◆ **Set exercise**
Report how many lines hold the word "from"; answer with the number alone.

◆ **Figure collection entries**

· · ·

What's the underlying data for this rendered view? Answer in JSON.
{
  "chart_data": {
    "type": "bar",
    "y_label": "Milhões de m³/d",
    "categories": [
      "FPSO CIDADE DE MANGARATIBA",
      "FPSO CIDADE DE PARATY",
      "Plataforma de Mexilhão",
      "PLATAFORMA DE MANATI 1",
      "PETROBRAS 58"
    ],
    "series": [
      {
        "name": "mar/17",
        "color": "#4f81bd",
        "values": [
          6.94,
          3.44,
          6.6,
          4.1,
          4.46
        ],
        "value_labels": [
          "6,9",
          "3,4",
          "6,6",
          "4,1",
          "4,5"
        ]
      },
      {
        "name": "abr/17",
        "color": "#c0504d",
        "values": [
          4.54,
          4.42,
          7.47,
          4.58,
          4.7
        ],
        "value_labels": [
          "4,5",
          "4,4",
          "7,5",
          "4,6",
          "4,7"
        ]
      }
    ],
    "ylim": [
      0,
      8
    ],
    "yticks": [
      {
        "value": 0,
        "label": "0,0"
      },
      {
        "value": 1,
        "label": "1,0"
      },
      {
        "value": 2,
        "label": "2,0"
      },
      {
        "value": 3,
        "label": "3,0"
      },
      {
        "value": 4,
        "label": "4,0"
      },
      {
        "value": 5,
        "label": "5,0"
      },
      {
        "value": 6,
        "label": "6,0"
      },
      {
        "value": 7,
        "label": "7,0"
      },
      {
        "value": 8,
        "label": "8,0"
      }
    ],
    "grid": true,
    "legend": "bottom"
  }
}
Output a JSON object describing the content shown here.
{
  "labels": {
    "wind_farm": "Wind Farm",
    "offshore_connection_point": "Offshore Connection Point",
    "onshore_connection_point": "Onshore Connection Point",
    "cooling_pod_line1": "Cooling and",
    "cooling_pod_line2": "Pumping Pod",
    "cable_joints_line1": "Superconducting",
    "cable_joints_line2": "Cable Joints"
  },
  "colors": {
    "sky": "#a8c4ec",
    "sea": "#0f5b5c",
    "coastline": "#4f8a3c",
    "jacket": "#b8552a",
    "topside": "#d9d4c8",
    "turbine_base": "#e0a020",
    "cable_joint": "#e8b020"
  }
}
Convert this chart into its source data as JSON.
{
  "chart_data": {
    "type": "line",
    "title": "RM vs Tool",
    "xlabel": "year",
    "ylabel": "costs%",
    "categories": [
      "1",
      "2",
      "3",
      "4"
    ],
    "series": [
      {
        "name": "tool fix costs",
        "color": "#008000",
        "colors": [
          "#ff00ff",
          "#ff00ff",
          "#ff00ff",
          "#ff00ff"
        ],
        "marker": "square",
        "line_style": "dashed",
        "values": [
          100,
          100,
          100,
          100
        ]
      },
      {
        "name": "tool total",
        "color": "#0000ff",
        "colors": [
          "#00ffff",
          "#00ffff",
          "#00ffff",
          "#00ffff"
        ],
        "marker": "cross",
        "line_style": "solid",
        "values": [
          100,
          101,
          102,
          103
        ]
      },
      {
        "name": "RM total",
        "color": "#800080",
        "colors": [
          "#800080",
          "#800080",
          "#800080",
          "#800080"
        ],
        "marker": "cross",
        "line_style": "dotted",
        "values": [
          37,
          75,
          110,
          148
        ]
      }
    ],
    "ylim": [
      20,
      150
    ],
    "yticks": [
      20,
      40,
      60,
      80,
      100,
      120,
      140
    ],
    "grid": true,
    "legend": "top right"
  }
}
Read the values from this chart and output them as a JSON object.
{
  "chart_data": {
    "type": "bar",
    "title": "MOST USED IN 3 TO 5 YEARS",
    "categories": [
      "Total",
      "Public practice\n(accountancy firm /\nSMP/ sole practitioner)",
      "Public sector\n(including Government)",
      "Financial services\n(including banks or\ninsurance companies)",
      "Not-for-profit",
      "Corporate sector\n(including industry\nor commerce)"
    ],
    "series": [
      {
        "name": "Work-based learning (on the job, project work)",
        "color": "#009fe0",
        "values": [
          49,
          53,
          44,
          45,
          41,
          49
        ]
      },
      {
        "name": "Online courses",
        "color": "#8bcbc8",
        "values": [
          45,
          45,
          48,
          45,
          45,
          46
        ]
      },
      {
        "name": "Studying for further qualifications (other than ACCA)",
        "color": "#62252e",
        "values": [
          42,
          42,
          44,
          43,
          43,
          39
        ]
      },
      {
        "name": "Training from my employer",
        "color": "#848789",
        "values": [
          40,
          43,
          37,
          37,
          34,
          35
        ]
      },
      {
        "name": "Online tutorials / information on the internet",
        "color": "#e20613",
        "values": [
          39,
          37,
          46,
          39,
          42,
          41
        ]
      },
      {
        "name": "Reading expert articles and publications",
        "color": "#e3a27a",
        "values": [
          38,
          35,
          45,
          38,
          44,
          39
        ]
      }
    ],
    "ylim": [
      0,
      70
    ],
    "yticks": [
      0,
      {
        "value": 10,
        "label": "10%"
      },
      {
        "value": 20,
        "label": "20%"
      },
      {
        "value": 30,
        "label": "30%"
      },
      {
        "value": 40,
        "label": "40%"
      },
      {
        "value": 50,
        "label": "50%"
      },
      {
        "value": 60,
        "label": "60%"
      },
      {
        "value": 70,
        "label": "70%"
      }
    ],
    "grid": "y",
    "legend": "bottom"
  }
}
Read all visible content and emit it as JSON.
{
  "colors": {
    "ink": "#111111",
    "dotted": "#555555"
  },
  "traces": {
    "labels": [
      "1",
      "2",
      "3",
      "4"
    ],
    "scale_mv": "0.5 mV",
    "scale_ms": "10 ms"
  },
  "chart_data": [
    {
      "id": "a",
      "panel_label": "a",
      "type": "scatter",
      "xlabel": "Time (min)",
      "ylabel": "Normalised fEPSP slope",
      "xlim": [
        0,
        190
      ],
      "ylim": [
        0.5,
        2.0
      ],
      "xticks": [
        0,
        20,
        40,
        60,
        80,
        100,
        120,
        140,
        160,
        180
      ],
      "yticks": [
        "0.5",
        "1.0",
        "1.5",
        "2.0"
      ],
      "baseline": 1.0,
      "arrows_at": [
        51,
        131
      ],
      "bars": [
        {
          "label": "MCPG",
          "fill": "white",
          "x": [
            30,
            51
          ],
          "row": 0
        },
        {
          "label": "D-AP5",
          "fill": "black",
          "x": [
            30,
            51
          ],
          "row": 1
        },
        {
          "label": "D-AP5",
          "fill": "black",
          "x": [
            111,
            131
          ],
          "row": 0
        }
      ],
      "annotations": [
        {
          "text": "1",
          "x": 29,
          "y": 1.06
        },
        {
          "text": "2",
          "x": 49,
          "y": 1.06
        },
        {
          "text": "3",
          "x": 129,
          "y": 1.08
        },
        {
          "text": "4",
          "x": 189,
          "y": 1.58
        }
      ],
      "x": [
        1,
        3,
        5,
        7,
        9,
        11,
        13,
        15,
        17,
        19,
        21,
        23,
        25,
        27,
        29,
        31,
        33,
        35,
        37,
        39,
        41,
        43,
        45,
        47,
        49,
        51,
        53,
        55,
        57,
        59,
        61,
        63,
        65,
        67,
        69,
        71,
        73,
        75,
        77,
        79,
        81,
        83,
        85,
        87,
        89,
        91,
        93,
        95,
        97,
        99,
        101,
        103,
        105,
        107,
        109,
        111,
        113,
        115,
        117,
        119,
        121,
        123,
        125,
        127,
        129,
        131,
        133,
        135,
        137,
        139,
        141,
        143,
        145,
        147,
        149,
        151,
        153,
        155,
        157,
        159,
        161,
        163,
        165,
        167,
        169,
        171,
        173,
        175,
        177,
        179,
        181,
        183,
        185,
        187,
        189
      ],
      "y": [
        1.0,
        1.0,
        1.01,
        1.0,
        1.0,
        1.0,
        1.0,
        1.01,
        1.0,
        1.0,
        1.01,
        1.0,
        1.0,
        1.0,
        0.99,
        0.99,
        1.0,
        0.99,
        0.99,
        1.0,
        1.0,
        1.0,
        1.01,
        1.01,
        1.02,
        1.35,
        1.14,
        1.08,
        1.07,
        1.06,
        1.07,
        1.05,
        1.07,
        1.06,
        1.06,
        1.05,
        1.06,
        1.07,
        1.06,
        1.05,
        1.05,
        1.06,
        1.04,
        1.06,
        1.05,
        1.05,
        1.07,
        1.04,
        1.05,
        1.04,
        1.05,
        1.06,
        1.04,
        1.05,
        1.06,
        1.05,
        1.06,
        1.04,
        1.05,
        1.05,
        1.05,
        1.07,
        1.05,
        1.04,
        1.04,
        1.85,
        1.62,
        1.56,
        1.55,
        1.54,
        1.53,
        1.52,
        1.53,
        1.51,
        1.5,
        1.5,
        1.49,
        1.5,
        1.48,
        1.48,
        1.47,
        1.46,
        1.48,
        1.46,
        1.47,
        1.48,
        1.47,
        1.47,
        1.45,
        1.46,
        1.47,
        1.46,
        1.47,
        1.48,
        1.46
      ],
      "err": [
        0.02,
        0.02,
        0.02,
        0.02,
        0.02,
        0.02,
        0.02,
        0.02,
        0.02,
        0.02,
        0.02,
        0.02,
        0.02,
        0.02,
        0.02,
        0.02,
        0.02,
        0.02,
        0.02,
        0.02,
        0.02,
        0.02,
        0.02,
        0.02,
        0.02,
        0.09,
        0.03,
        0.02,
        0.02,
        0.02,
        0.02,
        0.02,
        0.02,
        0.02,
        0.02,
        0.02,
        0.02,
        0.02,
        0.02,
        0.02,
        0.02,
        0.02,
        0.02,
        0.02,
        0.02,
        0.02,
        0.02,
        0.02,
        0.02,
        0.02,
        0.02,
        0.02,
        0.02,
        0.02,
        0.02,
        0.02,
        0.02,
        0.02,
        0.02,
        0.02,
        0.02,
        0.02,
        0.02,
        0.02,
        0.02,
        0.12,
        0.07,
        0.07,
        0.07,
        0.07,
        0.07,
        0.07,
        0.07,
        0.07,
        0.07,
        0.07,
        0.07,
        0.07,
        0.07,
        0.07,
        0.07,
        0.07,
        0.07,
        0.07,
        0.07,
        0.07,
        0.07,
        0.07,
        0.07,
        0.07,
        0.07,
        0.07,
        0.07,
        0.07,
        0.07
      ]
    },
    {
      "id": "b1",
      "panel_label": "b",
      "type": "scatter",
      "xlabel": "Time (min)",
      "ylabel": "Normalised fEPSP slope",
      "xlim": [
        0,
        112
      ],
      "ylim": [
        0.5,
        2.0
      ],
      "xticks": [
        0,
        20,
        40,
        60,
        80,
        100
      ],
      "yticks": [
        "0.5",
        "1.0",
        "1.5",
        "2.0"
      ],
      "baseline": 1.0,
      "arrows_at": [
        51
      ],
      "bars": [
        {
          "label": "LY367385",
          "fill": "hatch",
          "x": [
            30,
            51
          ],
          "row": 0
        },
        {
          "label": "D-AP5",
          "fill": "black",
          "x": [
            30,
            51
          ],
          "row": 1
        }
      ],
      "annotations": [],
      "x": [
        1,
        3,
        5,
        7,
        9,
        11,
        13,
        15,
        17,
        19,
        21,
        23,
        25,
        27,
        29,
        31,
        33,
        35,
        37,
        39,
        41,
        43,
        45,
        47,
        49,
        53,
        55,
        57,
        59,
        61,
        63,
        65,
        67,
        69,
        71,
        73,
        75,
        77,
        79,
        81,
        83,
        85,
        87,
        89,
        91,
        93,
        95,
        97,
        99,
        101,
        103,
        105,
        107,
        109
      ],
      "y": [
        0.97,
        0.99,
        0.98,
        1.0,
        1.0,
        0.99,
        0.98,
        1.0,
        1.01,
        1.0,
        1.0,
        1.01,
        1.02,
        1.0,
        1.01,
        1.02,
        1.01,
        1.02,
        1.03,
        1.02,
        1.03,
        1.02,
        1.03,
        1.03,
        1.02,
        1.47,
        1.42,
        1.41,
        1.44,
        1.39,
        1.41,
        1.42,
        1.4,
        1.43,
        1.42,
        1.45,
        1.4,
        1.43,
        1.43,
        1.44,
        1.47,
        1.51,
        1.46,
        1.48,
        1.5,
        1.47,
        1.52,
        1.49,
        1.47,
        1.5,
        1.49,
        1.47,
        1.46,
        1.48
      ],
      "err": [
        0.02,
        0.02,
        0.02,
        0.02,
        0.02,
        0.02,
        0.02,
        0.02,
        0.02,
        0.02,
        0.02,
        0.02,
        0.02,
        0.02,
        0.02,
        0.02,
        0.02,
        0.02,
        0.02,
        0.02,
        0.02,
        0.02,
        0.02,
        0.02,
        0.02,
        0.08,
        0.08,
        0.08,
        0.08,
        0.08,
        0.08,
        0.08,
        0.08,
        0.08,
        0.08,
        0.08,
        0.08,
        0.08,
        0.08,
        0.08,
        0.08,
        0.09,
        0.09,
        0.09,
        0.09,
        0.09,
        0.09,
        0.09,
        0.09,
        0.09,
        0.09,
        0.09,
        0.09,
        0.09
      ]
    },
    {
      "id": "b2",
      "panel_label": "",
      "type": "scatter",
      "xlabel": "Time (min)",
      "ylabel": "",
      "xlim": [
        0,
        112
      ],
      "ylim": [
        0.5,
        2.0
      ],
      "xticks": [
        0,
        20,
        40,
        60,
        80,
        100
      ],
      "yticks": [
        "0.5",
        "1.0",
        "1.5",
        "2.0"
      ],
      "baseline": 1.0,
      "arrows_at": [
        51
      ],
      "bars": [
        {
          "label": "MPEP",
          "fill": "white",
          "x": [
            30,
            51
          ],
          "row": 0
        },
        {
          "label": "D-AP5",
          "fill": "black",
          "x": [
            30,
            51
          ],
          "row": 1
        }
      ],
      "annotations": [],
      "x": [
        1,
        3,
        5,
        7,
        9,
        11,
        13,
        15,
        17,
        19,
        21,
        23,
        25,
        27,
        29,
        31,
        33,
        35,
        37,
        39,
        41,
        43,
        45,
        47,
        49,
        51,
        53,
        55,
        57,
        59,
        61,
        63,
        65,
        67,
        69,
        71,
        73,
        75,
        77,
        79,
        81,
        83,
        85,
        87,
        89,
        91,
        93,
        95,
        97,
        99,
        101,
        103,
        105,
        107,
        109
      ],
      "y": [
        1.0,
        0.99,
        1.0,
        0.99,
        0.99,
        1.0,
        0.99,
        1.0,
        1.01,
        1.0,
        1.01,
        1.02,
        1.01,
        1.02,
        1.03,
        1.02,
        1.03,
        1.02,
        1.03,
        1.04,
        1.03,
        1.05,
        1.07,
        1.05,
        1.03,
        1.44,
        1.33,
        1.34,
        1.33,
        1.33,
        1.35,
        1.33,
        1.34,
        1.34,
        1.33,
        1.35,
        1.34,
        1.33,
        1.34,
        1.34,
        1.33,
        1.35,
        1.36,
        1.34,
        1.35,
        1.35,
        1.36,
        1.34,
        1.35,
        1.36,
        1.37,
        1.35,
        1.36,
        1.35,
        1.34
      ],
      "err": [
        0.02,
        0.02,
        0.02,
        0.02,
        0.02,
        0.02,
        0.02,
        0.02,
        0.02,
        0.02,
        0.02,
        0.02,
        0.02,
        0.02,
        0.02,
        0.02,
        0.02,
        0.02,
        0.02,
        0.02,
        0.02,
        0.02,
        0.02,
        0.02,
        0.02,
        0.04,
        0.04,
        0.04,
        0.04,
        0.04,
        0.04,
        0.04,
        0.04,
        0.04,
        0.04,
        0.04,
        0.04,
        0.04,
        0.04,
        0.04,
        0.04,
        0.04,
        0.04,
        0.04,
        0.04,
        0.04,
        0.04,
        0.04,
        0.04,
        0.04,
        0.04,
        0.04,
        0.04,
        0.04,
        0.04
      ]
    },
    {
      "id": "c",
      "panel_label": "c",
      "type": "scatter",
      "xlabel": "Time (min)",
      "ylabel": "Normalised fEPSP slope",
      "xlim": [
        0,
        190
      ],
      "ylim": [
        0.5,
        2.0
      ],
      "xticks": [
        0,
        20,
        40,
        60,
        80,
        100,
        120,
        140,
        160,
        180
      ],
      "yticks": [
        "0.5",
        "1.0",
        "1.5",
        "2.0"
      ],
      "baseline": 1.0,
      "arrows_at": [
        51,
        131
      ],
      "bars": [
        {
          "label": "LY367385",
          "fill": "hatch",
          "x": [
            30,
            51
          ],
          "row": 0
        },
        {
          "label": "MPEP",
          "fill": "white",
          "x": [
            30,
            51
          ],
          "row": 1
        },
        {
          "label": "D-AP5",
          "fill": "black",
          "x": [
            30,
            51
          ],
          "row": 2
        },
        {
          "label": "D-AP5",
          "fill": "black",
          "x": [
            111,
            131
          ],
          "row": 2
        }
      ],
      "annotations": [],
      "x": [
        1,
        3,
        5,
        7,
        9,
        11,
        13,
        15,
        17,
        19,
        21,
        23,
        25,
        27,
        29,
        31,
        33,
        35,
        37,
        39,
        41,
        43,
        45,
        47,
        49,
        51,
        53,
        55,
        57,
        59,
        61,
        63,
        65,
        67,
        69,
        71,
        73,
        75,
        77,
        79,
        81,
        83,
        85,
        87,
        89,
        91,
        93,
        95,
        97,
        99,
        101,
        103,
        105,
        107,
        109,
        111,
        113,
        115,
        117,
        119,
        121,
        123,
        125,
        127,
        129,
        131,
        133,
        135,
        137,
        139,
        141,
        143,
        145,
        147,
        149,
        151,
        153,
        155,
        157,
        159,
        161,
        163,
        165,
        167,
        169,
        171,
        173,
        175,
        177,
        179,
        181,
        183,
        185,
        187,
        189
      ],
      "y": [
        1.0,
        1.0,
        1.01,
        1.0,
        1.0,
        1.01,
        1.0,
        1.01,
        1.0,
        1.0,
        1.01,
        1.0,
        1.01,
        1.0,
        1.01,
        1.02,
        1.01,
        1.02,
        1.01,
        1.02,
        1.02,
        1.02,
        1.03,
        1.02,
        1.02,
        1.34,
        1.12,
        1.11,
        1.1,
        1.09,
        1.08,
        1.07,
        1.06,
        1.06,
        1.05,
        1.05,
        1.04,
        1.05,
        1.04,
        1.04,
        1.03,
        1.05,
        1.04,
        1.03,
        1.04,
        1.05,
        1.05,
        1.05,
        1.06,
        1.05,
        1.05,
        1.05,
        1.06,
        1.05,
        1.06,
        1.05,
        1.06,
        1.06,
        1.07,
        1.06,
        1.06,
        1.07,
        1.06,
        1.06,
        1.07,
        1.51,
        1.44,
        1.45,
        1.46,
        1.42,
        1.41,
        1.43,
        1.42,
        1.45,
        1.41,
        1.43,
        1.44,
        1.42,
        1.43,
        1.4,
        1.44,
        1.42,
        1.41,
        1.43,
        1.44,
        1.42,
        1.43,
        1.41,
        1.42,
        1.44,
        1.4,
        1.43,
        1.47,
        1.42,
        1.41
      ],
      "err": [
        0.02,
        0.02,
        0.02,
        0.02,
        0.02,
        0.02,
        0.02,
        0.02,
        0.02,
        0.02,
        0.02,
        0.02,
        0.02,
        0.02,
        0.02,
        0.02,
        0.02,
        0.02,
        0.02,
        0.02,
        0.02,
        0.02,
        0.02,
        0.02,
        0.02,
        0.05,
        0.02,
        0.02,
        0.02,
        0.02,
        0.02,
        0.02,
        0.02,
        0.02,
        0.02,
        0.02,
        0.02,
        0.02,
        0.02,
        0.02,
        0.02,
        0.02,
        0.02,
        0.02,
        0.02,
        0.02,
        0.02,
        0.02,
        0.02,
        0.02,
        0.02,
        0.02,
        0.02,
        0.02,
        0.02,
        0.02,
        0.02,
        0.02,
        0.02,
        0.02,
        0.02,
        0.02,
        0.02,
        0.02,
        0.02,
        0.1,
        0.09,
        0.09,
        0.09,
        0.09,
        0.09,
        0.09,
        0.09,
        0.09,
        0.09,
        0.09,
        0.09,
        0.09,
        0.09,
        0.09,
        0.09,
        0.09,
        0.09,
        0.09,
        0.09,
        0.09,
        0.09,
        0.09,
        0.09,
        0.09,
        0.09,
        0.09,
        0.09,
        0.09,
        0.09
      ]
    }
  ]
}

· · ·

◆ **Result**
2